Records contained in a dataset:
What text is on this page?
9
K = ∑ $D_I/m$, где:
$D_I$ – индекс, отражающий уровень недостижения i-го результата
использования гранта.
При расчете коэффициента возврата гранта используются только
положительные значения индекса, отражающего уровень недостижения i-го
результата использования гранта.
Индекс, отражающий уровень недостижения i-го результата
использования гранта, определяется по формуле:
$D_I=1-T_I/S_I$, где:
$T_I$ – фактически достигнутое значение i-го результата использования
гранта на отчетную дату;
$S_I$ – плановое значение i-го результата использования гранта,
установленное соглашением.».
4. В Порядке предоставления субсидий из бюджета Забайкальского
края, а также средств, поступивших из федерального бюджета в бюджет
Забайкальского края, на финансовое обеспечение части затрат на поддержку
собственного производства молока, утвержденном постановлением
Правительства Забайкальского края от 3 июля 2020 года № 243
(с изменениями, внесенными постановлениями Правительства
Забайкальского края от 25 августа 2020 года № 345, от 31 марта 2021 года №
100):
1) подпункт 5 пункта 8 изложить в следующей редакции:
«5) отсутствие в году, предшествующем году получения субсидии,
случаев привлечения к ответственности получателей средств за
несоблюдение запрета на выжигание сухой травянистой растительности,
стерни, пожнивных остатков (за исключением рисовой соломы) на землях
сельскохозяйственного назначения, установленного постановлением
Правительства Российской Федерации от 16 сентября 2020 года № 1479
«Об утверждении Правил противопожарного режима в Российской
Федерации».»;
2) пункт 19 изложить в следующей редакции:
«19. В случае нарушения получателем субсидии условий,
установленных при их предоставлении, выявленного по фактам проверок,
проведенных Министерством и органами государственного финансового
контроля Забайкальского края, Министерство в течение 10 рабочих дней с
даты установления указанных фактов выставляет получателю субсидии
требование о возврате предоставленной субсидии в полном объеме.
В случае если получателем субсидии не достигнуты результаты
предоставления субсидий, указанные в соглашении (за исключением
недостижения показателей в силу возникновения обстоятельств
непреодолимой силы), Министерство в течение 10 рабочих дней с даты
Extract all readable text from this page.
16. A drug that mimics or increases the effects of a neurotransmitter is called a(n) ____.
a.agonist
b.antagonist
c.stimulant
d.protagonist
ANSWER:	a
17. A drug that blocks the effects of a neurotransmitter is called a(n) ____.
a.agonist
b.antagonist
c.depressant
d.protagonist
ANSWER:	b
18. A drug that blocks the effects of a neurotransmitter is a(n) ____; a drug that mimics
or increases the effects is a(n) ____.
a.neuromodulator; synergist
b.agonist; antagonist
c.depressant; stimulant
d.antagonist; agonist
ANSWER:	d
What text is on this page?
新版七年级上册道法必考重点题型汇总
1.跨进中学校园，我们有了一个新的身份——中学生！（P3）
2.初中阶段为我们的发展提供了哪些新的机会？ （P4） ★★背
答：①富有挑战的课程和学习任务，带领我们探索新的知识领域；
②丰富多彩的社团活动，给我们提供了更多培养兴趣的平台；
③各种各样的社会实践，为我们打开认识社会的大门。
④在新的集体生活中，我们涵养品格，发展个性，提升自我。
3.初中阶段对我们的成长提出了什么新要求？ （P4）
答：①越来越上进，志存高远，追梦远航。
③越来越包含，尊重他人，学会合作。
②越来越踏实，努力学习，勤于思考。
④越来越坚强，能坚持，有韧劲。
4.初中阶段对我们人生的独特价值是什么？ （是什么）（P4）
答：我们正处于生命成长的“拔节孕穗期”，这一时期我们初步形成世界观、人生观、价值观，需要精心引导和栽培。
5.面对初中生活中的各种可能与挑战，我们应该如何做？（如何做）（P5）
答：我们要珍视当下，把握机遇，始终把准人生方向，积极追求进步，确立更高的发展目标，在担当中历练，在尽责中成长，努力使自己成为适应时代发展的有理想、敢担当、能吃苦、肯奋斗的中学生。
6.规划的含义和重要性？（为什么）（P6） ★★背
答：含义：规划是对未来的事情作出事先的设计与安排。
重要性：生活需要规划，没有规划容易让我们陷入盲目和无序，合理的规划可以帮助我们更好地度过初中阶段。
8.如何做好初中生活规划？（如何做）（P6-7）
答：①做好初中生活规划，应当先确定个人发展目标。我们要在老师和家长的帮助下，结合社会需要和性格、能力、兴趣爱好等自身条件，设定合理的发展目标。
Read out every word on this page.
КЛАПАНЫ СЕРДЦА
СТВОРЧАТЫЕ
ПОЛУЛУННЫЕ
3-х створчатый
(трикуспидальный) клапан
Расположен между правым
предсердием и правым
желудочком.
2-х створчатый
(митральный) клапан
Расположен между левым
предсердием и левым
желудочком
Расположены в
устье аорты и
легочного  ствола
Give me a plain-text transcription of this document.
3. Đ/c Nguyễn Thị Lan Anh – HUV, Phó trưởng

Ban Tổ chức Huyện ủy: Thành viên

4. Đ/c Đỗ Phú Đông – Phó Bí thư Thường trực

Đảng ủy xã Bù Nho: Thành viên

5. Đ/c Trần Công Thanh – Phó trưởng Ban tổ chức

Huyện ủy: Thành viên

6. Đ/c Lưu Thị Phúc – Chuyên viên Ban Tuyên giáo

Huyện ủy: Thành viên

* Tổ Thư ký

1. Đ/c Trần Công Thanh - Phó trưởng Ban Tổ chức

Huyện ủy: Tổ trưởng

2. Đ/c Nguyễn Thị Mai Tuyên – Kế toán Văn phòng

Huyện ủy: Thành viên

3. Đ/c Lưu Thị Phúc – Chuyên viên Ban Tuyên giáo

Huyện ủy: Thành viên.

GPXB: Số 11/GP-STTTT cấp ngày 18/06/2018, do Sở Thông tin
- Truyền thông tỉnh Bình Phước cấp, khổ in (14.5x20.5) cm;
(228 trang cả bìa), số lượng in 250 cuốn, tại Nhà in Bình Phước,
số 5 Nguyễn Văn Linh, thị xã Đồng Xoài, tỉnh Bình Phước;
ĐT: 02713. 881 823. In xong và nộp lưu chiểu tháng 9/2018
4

● **SHORT PROBLEM**
Copy out the whole listing exactly.

● **RESPONSE**
What text is on this page?
9
K = ∑ $D_I/m$, где:
$D_I$ – индекс, отражающий уровень недостижения i-го результата
использования гранта.
При расчете коэффициента возврата гранта используются только
положительные значения индекса, отражающего уровень недостижения i-го
результата использования гранта.
Индекс, отражающий уровень недостижения i-го результата
использования гранта, определяется по формуле:
$D_I=1-T_I/S_I$, где:
$T_I$ – фактически достигнутое значение i-го результата использования
гранта на отчетную дату;
$S_I$ – плановое значение i-го результата использования гранта,
установленное соглашением.».
4. В Порядке предоставления субсидий из бюджета Забайкальского
края, а также средств, поступивших из федерального бюджета в бюджет
Забайкальского края, на финансовое обеспечение части затрат на поддержку
собственного производства молока, утвержденном постановлением
Правительства Забайкальского края от 3 июля 2020 года № 243
(с изменениями, внесенными постановлениями Правительства
Забайкальского края от 25 августа 2020 года № 345, от 31 марта 2021 года №
100):
1) подпункт 5 пункта 8 изложить в следующей редакции:
«5) отсутствие в году, предшествующем году получения субсидии,
случаев привлечения к ответственности получателей средств за
несоблюдение запрета на выжигание сухой травянистой растительности,
стерни, пожнивных остатков (за исключением рисовой соломы) на землях
сельскохозяйственного назначения, установленного постановлением
Правительства Российской Федерации от 16 сентября 2020 года № 1479
«Об утверждении Правил противопожарного режима в Российской
Федерации».»;
2) пункт 19 изложить в следующей редакции:
«19. В случае нарушения получателем субсидии условий,
установленных при их предоставлении, выявленного по фактам проверок,
проведенных Министерством и органами государственного финансового
контроля Забайкальского края, Министерство в течение 10 рабочих дней с
даты установления указанных фактов выставляет получателю субсидии
требование о возврате предоставленной субсидии в полном объеме.
В случае если получателем субсидии не достигнуты результаты
предоставления субсидий, указанные в соглашении (за исключением
недостижения показателей в силу возникновения обстоятельств
непреодолимой силы), Министерство в течение 10 рабочих дней с даты
Extract all readable text from this page.
16. A drug that mimics or increases the effects of a neurotransmitter is called a(n) ____.
a.agonist
b.antagonist
c.stimulant
d.protagonist
ANSWER:	a
17. A drug that blocks the effects of a neurotransmitter is called a(n) ____.
a.agonist
b.antagonist
c.depressant
d.protagonist
ANSWER:	b
18. A drug that blocks the effects of a neurotransmitter is a(n) ____; a drug that mimics
or increases the effects is a(n) ____.
a.neuromodulator; synergist
b.agonist; antagonist
c.depressant; stimulant
d.antagonist; agonist
ANSWER:	d
What text is on this page?
新版七年级上册道法必考重点题型汇总
1.跨进中学校园，我们有了一个新的身份——中学生！（P3）
2.初中阶段为我们的发展提供了哪些新的机会？ （P4） ★★背
答：①富有挑战的课程和学习任务，带领我们探索新的知识领域；
②丰富多彩的社团活动，给我们提供了更多培养兴趣的平台；
③各种各样的社会实践，为我们打开认识社会的大门。
④在新的集体生活中，我们涵养品格，发展个性，提升自我。
3.初中阶段对我们的成长提出了什么新要求？ （P4）
答：①越来越上进，志存高远，追梦远航。
③越来越包含，尊重他人，学会合作。
②越来越踏实，努力学习，勤于思考。
④越来越坚强，能坚持，有韧劲。
4.初中阶段对我们人生的独特价值是什么？ （是什么）（P4）
答：我们正处于生命成长的“拔节孕穗期”，这一时期我们初步形成世界观、人生观、价值观，需要精心引导和栽培。
5.面对初中生活中的各种可能与挑战，我们应该如何做？（如何做）（P5）
答：我们要珍视当下，把握机遇，始终把准人生方向，积极追求进步，确立更高的发展目标，在担当中历练，在尽责中成长，努力使自己成为适应时代发展的有理想、敢担当、能吃苦、肯奋斗的中学生。
6.规划的含义和重要性？（为什么）（P6） ★★背
答：含义：规划是对未来的事情作出事先的设计与安排。
重要性：生活需要规划，没有规划容易让我们陷入盲目和无序，合理的规划可以帮助我们更好地度过初中阶段。
8.如何做好初中生活规划？（如何做）（P6-7）
答：①做好初中生活规划，应当先确定个人发展目标。我们要在老师和家长的帮助下，结合社会需要和性格、能力、兴趣爱好等自身条件，设定合理的发展目标。
Read out every word on this page.
КЛАПАНЫ СЕРДЦА
СТВОРЧАТЫЕ
ПОЛУЛУННЫЕ
3-х створчатый
(трикуспидальный) клапан
Расположен между правым
предсердием и правым
желудочком.
2-х створчатый
(митральный) клапан
Расположен между левым
предсердием и левым
желудочком
Расположены в
устье аорты и
легочного  ствола
Give me a plain-text transcription of this document.
3. Đ/c Nguyễn Thị Lan Anh – HUV, Phó trưởng

Ban Tổ chức Huyện ủy: Thành viên

4. Đ/c Đỗ Phú Đông – Phó Bí thư Thường trực

Đảng ủy xã Bù Nho: Thành viên

5. Đ/c Trần Công Thanh – Phó trưởng Ban tổ chức

Huyện ủy: Thành viên

6. Đ/c Lưu Thị Phúc – Chuyên viên Ban Tuyên giáo

Huyện ủy: Thành viên

* Tổ Thư ký

1. Đ/c Trần Công Thanh - Phó trưởng Ban Tổ chức

Huyện ủy: Tổ trưởng

2. Đ/c Nguyễn Thị Mai Tuyên – Kế toán Văn phòng

Huyện ủy: Thành viên

3. Đ/c Lưu Thị Phúc – Chuyên viên Ban Tuyên giáo

Huyện ủy: Thành viên.

GPXB: Số 11/GP-STTTT cấp ngày 18/06/2018, do Sở Thông tin
- Truyền thông tỉnh Bình Phước cấp, khổ in (14.5x20.5) cm;
(228 trang cả bìa), số lượng in 250 cuốn, tại Nhà in Bình Phước,
số 5 Nguyễn Văn Linh, thị xã Đồng Xoài, tỉnh Bình Phước;
ĐT: 02713. 881 823. In xong và nộp lưu chiểu tháng 9/2018
4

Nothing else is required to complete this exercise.